Anac quer flexibilizar taxa, o que pode encarecer voo no rush em Congonhas

Ideia é permitir que cada aeroporto defina cobranças de embarque e permanência; em alguns horários, será possível dar descontos

Rodrigo Burgarelli, O Estado de S.Paulo

06 de novembro de 2010 | 00h00

A Agência Nacional de Aviação Civil (Anac) quer mudar as regras de regulação tarifária nos aeroportos. A intenção é que tarifas que hoje são fixadas pela agência - como as de embarque, pouso, decolagem e permanência - possam ser definidas pelos aeroportos separadamente, que poderão cobrar preços diferentes para horários distintos.

Com as novas regras, ficará mais fácil incentivar os voos em um determinado horário e desestimulá-los em outros. O impacto maior seria sentido nos aeroportos localizados em áreas urbanas adensadas, como o de Congonhas, em São Paulo. Como há muitas reclamações de moradores contra o barulho causado pelos aviões, a administração do próprio aeroporto poderia aumentar as taxas para voos muito tarde e muito cedo, o que poderia tornar algumas linhas economicamente inviáveis.

Caso as mudanças sejam aprovadas, haveria um valor máximo e mínimo para cada uma das tarifas aeroportuárias. Cada aeroporto poderia então decidir dar descontos ou cobrar até 20% a mais do teto tarifário, dependendo de suas especificidades, mas o mesmo desconto teria de ser dado para passagens em outro horário. Os valores serão separados por categoria - os aeroportos brasileiros são divididos em quatro classes, de acordo com características como tráfego de passageiros e eficiência.

Material exibido

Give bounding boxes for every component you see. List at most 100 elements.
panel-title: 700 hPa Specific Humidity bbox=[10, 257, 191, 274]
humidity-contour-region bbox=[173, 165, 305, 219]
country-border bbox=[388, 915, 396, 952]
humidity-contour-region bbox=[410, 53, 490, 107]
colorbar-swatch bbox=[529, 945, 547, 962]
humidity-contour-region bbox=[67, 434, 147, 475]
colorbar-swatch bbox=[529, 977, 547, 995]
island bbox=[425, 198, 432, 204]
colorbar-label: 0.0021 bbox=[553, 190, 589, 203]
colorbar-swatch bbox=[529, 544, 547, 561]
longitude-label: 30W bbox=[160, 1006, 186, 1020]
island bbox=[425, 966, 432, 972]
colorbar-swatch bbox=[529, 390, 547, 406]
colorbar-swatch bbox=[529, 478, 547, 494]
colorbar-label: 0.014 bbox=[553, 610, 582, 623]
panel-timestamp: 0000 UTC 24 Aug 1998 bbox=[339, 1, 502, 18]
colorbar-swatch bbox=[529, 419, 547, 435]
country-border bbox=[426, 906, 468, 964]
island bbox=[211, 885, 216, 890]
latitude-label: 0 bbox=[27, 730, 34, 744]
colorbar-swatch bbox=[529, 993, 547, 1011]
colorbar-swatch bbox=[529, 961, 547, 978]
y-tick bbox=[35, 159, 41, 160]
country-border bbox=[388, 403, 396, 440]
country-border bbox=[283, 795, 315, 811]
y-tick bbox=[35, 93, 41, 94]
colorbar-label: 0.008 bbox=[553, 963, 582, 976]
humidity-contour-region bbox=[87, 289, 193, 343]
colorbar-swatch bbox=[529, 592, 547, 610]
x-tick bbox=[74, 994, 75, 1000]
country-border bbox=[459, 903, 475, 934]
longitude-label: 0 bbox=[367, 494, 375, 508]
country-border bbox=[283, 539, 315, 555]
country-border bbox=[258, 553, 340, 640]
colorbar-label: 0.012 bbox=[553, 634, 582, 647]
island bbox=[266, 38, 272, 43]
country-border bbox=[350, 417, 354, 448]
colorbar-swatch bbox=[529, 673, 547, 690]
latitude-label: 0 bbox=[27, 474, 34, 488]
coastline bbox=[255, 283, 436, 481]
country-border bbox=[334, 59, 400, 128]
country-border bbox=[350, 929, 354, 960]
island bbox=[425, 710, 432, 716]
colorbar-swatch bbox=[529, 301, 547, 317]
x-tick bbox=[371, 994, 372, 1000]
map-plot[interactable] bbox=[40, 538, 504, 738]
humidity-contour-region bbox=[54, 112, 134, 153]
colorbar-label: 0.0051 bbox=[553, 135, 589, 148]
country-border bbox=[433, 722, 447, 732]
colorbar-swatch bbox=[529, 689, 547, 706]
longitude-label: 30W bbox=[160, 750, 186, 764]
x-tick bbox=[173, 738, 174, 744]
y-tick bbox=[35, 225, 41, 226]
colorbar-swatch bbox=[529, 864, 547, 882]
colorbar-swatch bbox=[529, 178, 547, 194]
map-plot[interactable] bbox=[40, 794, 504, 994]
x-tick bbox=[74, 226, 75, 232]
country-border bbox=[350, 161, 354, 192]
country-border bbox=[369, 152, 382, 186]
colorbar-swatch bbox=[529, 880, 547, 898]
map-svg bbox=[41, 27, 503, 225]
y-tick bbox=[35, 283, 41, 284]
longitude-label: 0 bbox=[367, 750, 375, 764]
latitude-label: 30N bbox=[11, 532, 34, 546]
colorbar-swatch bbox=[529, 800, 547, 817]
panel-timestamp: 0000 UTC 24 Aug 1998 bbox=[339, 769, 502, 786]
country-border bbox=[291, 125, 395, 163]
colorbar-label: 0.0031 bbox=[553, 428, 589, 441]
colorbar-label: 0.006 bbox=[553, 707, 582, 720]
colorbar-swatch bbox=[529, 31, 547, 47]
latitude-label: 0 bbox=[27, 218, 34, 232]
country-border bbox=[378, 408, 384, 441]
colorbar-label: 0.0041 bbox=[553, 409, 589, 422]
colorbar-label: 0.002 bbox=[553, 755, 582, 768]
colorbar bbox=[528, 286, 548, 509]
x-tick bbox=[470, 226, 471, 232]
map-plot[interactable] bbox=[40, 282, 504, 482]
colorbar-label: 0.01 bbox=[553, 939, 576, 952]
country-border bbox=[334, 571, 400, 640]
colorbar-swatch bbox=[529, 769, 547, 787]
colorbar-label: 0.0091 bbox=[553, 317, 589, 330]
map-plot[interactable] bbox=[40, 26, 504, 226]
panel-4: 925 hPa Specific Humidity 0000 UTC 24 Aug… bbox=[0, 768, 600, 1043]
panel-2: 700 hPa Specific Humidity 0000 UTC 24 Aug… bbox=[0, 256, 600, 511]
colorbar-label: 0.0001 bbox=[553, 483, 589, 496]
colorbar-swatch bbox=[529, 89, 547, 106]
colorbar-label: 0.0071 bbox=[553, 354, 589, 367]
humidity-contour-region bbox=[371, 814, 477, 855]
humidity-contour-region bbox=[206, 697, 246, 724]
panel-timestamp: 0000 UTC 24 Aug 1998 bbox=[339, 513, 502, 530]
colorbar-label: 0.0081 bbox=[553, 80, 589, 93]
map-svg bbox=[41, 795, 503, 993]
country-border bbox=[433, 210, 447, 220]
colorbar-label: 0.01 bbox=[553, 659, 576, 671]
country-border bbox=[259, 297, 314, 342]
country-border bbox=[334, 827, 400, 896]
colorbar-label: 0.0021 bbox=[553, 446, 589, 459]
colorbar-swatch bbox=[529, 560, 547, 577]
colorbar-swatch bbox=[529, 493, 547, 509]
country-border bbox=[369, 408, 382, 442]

Tarefas do exercício
- 1) Como ficaria, em forma de lista e com os fatos principais, o parágrafo da notícia sobre as tarifas aeroportuárias que começa com "Caso as mudanças sejam aprovadas"?
- 2) Como você estenderia a notícia sobre as tarifas aeroportuárias a partir do ponto em que ela termina?

Respostas em ordem
- 1)
- Cada tarifa aeroportuária teria um valor máximo e um mínimo.
- Cada aeroporto poderia dar descontos ou cobrar até 20% acima do teto tarifário, conforme suas especificidades.
- O mesmo desconto teria de ser dado para passagens em outro horário.
- Os valores seriam separados por categoria: os aeroportos brasileiros se dividem em quatro classes, segundo características como tráfego de passageiros e eficiência.

- 2)
A agência quer fazer as modificações nas regras atuais por meio de uma nova resolução, que ainda está na fase de audiências públicas. A expectativa é de que ela seja publicada no início de 2011.

Aprovação. Para o presidente da Associação Nacional em Defesa dos Direitos dos Passageiros do Transporte Aéreo (Andep), Cláudio Candiota, as medidas podem ser positivas. "O consumidor executivo pode ficar prejudicado, mas entendo que tudo que é flexibilização é positivo", afirmou. Já o Sindicato Nacional das Empresas Aeroviárias (Snea) ainda não se posicionou sobre a proposta. "Vamos nos reunir semana que vem e analisaremos qual será a posição", disse o diretor técnico do sindicato, Ronaldo Jenkins.